[TASK TO CARRY OUT]
Give the data again, word for word.

[THE INPUT]
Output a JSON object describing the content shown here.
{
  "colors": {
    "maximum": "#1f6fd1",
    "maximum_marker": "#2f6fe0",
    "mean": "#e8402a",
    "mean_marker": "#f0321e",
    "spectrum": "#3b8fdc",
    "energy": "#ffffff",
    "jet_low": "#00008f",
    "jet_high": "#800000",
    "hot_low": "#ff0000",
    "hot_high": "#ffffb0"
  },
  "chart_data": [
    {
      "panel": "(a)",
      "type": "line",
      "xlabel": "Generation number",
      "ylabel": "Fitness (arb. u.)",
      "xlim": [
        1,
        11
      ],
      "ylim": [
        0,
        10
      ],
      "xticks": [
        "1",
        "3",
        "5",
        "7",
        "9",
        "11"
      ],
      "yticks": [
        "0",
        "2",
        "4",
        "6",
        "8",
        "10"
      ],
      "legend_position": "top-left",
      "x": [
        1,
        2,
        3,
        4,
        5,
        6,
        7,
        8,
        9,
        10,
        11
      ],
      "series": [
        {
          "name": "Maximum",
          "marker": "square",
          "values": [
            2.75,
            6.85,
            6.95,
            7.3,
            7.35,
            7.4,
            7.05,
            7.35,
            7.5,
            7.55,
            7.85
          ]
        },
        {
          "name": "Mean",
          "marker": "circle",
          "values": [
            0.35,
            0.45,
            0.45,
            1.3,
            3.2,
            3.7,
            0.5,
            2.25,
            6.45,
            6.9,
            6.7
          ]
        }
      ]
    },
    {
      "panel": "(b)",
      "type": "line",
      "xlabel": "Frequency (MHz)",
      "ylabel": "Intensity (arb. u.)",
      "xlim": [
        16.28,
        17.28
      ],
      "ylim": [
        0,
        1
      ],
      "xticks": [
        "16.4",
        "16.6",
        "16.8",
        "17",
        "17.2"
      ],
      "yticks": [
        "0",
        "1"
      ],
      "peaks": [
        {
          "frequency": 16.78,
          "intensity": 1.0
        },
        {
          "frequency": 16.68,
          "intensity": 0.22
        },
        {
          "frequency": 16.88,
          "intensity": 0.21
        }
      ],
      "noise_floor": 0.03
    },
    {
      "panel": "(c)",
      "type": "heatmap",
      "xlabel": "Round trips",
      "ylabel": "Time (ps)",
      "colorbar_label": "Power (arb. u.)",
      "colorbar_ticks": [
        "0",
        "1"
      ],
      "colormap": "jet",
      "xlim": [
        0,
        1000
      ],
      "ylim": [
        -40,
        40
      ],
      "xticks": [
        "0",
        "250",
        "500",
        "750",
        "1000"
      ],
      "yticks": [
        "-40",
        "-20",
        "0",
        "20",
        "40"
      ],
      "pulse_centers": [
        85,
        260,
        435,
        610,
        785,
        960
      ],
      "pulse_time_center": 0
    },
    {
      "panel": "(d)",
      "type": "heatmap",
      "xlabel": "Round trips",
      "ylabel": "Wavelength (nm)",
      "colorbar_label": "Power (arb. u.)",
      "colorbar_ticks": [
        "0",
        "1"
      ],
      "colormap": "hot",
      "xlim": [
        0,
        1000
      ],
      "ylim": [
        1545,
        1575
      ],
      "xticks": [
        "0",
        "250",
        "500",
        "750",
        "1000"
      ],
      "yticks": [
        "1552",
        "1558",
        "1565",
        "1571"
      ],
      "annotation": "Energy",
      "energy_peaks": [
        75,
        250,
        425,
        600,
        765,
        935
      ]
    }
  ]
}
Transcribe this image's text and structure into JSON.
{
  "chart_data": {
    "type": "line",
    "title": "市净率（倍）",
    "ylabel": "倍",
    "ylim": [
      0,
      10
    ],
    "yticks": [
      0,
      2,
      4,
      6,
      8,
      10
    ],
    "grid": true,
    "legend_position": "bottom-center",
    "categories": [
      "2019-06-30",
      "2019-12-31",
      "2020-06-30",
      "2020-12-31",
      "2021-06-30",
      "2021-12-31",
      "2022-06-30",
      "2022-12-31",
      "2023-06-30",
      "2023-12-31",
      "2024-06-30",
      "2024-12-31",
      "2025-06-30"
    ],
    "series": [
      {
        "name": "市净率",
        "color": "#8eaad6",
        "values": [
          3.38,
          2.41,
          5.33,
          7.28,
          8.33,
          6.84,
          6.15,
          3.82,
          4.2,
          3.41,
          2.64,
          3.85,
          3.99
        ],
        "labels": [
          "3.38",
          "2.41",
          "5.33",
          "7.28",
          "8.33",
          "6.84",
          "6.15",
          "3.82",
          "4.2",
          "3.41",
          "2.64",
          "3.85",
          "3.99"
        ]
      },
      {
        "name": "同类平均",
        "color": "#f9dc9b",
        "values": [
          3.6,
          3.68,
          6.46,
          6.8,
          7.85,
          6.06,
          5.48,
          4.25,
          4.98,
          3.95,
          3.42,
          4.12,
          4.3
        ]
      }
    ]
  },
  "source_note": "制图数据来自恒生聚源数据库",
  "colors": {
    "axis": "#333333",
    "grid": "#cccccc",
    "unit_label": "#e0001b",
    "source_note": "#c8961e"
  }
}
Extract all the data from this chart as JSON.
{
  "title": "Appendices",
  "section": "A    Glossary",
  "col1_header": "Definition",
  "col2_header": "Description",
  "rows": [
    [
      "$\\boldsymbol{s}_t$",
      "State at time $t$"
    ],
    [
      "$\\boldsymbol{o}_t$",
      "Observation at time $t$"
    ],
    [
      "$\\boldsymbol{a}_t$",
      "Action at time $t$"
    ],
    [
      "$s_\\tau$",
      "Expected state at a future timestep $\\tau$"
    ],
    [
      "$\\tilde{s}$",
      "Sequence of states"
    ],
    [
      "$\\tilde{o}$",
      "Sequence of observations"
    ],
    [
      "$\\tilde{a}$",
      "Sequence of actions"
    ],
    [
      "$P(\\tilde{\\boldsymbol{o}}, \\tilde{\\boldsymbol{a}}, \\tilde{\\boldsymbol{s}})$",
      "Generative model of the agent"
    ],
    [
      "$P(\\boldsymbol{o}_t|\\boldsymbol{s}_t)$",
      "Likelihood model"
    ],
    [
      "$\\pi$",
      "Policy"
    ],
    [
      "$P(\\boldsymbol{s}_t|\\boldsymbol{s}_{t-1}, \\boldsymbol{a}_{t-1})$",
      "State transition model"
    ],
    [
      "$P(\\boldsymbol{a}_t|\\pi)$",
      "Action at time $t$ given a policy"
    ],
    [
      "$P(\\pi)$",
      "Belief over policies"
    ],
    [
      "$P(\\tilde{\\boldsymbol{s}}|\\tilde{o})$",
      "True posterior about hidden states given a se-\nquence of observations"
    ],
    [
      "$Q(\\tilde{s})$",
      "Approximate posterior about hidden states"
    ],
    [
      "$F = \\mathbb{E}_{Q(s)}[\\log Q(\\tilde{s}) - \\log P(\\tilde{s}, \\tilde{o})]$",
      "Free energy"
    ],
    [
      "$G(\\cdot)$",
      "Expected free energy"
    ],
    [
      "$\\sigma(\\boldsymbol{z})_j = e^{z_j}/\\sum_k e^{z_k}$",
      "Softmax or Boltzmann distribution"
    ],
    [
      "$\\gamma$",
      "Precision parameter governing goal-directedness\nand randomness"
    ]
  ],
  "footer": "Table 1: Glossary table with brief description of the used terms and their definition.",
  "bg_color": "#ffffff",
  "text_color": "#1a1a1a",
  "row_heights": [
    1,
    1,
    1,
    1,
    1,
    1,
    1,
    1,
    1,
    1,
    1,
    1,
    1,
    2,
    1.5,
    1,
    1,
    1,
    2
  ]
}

[TASK RESULT]
Output a JSON object describing the content shown here.
{
  "colors": {
    "maximum": "#1f6fd1",
    "maximum_marker": "#2f6fe0",
    "mean": "#e8402a",
    "mean_marker": "#f0321e",
    "spectrum": "#3b8fdc",
    "energy": "#ffffff",
    "jet_low": "#00008f",
    "jet_high": "#800000",
    "hot_low": "#ff0000",
    "hot_high": "#ffffb0"
  },
  "chart_data": [
    {
      "panel": "(a)",
      "type": "line",
      "xlabel": "Generation number",
      "ylabel": "Fitness (arb. u.)",
      "xlim": [
        1,
        11
      ],
      "ylim": [
        0,
        10
      ],
      "xticks": [
        "1",
        "3",
        "5",
        "7",
        "9",
        "11"
      ],
      "yticks": [
        "0",
        "2",
        "4",
        "6",
        "8",
        "10"
      ],
      "legend_position": "top-left",
      "x": [
        1,
        2,
        3,
        4,
        5,
        6,
        7,
        8,
        9,
        10,
        11
      ],
      "series": [
        {
          "name": "Maximum",
          "marker": "square",
          "values": [
            2.75,
            6.85,
            6.95,
            7.3,
            7.35,
            7.4,
            7.05,
            7.35,
            7.5,
            7.55,
            7.85
          ]
        },
        {
          "name": "Mean",
          "marker": "circle",
          "values": [
            0.35,
            0.45,
            0.45,
            1.3,
            3.2,
            3.7,
            0.5,
            2.25,
            6.45,
            6.9,
            6.7
          ]
        }
      ]
    },
    {
      "panel": "(b)",
      "type": "line",
      "xlabel": "Frequency (MHz)",
      "ylabel": "Intensity (arb. u.)",
      "xlim": [
        16.28,
        17.28
      ],
      "ylim": [
        0,
        1
      ],
      "xticks": [
        "16.4",
        "16.6",
        "16.8",
        "17",
        "17.2"
      ],
      "yticks": [
        "0",
        "1"
      ],
      "peaks": [
        {
          "frequency": 16.78,
          "intensity": 1.0
        },
        {
          "frequency": 16.68,
          "intensity": 0.22
        },
        {
          "frequency": 16.88,
          "intensity": 0.21
        }
      ],
      "noise_floor": 0.03
    },
    {
      "panel": "(c)",
      "type": "heatmap",
      "xlabel": "Round trips",
      "ylabel": "Time (ps)",
      "colorbar_label": "Power (arb. u.)",
      "colorbar_ticks": [
        "0",
        "1"
      ],
      "colormap": "jet",
      "xlim": [
        0,
        1000
      ],
      "ylim": [
        -40,
        40
      ],
      "xticks": [
        "0",
        "250",
        "500",
        "750",
        "1000"
      ],
      "yticks": [
        "-40",
        "-20",
        "0",
        "20",
        "40"
      ],
      "pulse_centers": [
        85,
        260,
        435,
        610,
        785,
        960
      ],
      "pulse_time_center": 0
    },
    {
      "panel": "(d)",
      "type": "heatmap",
      "xlabel": "Round trips",
      "ylabel": "Wavelength (nm)",
      "colorbar_label": "Power (arb. u.)",
      "colorbar_ticks": [
        "0",
        "1"
      ],
      "colormap": "hot",
      "xlim": [
        0,
        1000
      ],
      "ylim": [
        1545,
        1575
      ],
      "xticks": [
        "0",
        "250",
        "500",
        "750",
        "1000"
      ],
      "yticks": [
        "1552",
        "1558",
        "1565",
        "1571"
      ],
      "annotation": "Energy",
      "energy_peaks": [
        75,
        250,
        425,
        600,
        765,
        935
      ]
    }
  ]
}
Transcribe this image's text and structure into JSON.
{
  "chart_data": {
    "type": "line",
    "title": "市净率（倍）",
    "ylabel": "倍",
    "ylim": [
      0,
      10
    ],
    "yticks": [
      0,
      2,
      4,
      6,
      8,
      10
    ],
    "grid": true,
    "legend_position": "bottom-center",
    "categories": [
      "2019-06-30",
      "2019-12-31",
      "2020-06-30",
      "2020-12-31",
      "2021-06-30",
      "2021-12-31",
      "2022-06-30",
      "2022-12-31",
      "2023-06-30",
      "2023-12-31",
      "2024-06-30",
      "2024-12-31",
      "2025-06-30"
    ],
    "series": [
      {
        "name": "市净率",
        "color": "#8eaad6",
        "values": [
          3.38,
          2.41,
          5.33,
          7.28,
          8.33,
          6.84,
          6.15,
          3.82,
          4.2,
          3.41,
          2.64,
          3.85,
          3.99
        ],
        "labels": [
          "3.38",
          "2.41",
          "5.33",
          "7.28",
          "8.33",
          "6.84",
          "6.15",
          "3.82",
          "4.2",
          "3.41",
          "2.64",
          "3.85",
          "3.99"
        ]
      },
      {
        "name": "同类平均",
        "color": "#f9dc9b",
        "values": [
          3.6,
          3.68,
          6.46,
          6.8,
          7.85,
          6.06,
          5.48,
          4.25,
          4.98,
          3.95,
          3.42,
          4.12,
          4.3
        ]
      }
    ]
  },
  "source_note": "制图数据来自恒生聚源数据库",
  "colors": {
    "axis": "#333333",
    "grid": "#cccccc",
    "unit_label": "#e0001b",
    "source_note": "#c8961e"
  }
}
Extract all the data from this chart as JSON.
{
  "title": "Appendices",
  "section": "A    Glossary",
  "col1_header": "Definition",
  "col2_header": "Description",
  "rows": [
    [
      "$\\boldsymbol{s}_t$",
      "State at time $t$"
    ],
    [
      "$\\boldsymbol{o}_t$",
      "Observation at time $t$"
    ],
    [
      "$\\boldsymbol{a}_t$",
      "Action at time $t$"
    ],
    [
      "$s_\\tau$",
      "Expected state at a future timestep $\\tau$"
    ],
    [
      "$\\tilde{s}$",
      "Sequence of states"
    ],
    [
      "$\\tilde{o}$",
      "Sequence of observations"
    ],
    [
      "$\\tilde{a}$",
      "Sequence of actions"
    ],
    [
      "$P(\\tilde{\\boldsymbol{o}}, \\tilde{\\boldsymbol{a}}, \\tilde{\\boldsymbol{s}})$",
      "Generative model of the agent"
    ],
    [
      "$P(\\boldsymbol{o}_t|\\boldsymbol{s}_t)$",
      "Likelihood model"
    ],
    [
      "$\\pi$",
      "Policy"
    ],
    [
      "$P(\\boldsymbol{s}_t|\\boldsymbol{s}_{t-1}, \\boldsymbol{a}_{t-1})$",
      "State transition model"
    ],
    [
      "$P(\\boldsymbol{a}_t|\\pi)$",
      "Action at time $t$ given a policy"
    ],
    [
      "$P(\\pi)$",
      "Belief over policies"
    ],
    [
      "$P(\\tilde{\\boldsymbol{s}}|\\tilde{o})$",
      "True posterior about hidden states given a se-\nquence of observations"
    ],
    [
      "$Q(\\tilde{s})$",
      "Approximate posterior about hidden states"
    ],
    [
      "$F = \\mathbb{E}_{Q(s)}[\\log Q(\\tilde{s}) - \\log P(\\tilde{s}, \\tilde{o})]$",
      "Free energy"
    ],
    [
      "$G(\\cdot)$",
      "Expected free energy"
    ],
    [
      "$\\sigma(\\boldsymbol{z})_j = e^{z_j}/\\sum_k e^{z_k}$",
      "Softmax or Boltzmann distribution"
    ],
    [
      "$\\gamma$",
      "Precision parameter governing goal-directedness\nand randomness"
    ]
  ],
  "footer": "Table 1: Glossary table with brief description of the used terms and their definition.",
  "bg_color": "#ffffff",
  "text_color": "#1a1a1a",
  "row_heights": [
    1,
    1,
    1,
    1,
    1,
    1,
    1,
    1,
    1,
    1,
    1,
    1,
    1,
    2,
    1.5,
    1,
    1,
    1,
    2
  ]
}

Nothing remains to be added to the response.